THINGS TO DO>
**1.** According to the pharmacology notes, after roughly how many half-lives is steady state reached?
**2.** Repeat word for word the part of the pharmacology notes that opens with the words containing "The WHO Framework" and closes with "factors for toxicity?".

PROVIDED TEXT>
The WHO Framework for Rational Prescribing (6-Step Model)
| Step | Action |
|---|
| 1. Define the patient's problem | Clear diagnosis or clinical indication |
| 2. Specify the therapeutic objective | Cure, prevention, symptom relief, slowing progression |
| 3. Verify suitability of the drug | Efficacy, safety, contraindications, patient factors |
| 4. Start the treatment | Dosing regimen, route, duration |
| 5. Give information and instructions | Patient counseling, adherence strategies |
| 6. Monitor the treatment | Efficacy endpoints, side effects, drug levels if needed |
Principles of Rational Drug Selection
- Indication: Is there a clear clinical indication? Avoid polypharmacy without justification.
- Efficacy: Is the drug proven effective for this indication (evidence-based)?
- Safety: What is the ADR profile? Does the patient have risk factors for toxicity?
- Suitability: Comorbidities, organ function, age, pregnancy, allergies, drug interactions.
- Cost-effectiveness: Prefer generics where therapeutically equivalent; consider adherence.
- Adherence: Choose regimens patients can realistically follow (once vs. four times daily).
Polypharmacy and Deprescribing
- Polypharmacy (typically ≥5 drugs) increases ADR risk, drug interactions, and non-adherence
- Deprescribing = systematic reduction of unnecessary medications, especially in elderly
- Tools: Beers Criteria (drugs to avoid in elderly), STOPP/START criteria
Monitoring Drug Therapy
- Therapeutic drug monitoring (TDM): Measure plasma drug levels for narrow-TI drugs
- Aminoglycosides (peak/trough), vancomycin (trough/AUC), digoxin, phenytoin, lithium, cyclosporine
- Clinical endpoints: Blood pressure (antihypertensives), HbA1c (antidiabetics), INR (warfarin)
- Safety monitoring: LFTs (statins, antifungals), CBC (methotrexate), creatinine (ACE inhibitors, NSAIDs)
9. Key Concepts Summary
| Concept | Definition |
|---|
| Bioavailability | Fraction of drug reaching systemic circulation |
| First-pass effect | Hepatic metabolism reducing oral bioavailability |
| Steady state | Plateau reached after ~5 half-lives |
| Therapeutic index | Ratio of toxic to effective dose |
| Efficacy | Maximum achievable drug effect |
| Potency | Amount of drug needed to produce a given effect |
| Agonist | Activates receptor |
| Antagonist | Blocks receptor |
| ADR Type A | Predictable, dose-related |
| ADR Type B | Unpredictable, immune-mediated |
| Rational prescribing | Safe, effective, appropriate, economical drug use |
Key Reference: Harrison's Principles of Internal Medicine, 21st Edition — Chapter 67: Principles of Clinical Pharmacology (p. 1880), Dan M. Roden.

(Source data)

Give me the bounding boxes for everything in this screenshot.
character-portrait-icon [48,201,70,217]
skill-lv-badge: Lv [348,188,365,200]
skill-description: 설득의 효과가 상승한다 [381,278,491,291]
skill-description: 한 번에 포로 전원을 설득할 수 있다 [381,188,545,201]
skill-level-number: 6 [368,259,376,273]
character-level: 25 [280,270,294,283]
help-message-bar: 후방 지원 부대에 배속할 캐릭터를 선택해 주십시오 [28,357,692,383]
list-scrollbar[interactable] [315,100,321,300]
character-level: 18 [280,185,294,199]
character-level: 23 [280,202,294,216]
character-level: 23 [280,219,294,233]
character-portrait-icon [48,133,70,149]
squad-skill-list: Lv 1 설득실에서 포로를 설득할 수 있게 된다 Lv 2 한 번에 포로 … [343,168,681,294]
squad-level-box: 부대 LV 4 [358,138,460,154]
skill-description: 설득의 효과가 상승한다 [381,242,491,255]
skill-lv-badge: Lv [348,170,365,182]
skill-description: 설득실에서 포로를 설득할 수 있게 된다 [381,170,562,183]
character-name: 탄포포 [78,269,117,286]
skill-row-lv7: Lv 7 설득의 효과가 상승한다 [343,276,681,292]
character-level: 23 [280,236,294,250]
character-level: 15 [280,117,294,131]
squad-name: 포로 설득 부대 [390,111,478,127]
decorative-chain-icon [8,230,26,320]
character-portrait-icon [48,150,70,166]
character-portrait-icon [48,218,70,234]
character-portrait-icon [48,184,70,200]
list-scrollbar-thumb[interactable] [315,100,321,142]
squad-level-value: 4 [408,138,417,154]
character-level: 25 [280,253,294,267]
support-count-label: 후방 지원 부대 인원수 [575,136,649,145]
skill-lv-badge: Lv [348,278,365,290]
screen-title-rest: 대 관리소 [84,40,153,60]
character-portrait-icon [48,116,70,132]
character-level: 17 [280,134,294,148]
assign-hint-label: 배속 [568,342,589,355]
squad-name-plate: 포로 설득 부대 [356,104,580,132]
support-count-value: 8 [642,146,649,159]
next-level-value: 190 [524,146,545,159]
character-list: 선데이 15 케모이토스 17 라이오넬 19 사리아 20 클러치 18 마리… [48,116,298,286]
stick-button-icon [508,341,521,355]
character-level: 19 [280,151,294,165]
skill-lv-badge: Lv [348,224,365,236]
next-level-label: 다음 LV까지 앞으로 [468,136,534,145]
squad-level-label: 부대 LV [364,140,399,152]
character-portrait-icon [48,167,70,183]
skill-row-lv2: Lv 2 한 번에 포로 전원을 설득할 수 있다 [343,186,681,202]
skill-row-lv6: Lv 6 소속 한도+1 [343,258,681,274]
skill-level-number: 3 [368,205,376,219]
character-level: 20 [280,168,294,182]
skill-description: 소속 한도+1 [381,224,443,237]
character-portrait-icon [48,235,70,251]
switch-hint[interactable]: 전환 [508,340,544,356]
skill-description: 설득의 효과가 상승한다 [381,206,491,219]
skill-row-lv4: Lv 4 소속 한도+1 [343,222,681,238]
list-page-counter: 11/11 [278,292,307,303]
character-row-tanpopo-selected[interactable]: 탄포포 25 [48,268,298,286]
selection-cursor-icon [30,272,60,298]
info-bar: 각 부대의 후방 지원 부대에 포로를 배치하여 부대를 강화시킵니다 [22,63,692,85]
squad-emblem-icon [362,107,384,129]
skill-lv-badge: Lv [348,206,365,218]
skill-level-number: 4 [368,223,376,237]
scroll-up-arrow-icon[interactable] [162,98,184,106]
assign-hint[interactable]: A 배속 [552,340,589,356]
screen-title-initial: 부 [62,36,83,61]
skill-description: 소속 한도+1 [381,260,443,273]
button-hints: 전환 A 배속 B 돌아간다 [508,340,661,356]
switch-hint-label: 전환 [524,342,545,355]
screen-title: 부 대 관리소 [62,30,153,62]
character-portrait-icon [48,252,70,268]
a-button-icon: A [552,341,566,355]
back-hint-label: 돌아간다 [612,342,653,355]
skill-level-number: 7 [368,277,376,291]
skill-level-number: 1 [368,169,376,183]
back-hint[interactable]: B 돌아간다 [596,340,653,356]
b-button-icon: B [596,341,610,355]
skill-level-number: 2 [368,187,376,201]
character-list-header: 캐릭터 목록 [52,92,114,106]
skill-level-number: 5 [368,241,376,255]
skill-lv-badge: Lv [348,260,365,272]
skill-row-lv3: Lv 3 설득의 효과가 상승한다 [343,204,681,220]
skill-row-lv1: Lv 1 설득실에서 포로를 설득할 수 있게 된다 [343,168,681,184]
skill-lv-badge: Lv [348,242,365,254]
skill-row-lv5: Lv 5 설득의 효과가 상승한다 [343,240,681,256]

PER-TASK OUTPUTS>
**1.** About 5 half-lives.

**2.**
The WHO Framework for Rational Prescribing (6-Step Model)
| Step | Action |
|---|
| 1. Define the patient's problem | Clear diagnosis or clinical indication |
| 2. Specify the therapeutic objective | Cure, prevention, symptom relief, slowing progression |
| 3. Verify suitability of the drug | Efficacy, safety, contraindications, patient factors |
| 4. Start the treatment | Dosing regimen, route, duration |
| 5. Give information and instructions | Patient counseling, adherence strategies |
| 6. Monitor the treatment | Efficacy endpoints, side effects, drug levels if needed |
Principles of Rational Drug Selection
- Indication: Is there a clear clinical indication? Avoid polypharmacy without justification.
- Efficacy: Is the drug proven effective for this indication (evidence-based)?
- Safety: What is the ADR profile? Does the patient have risk factors for toxicity?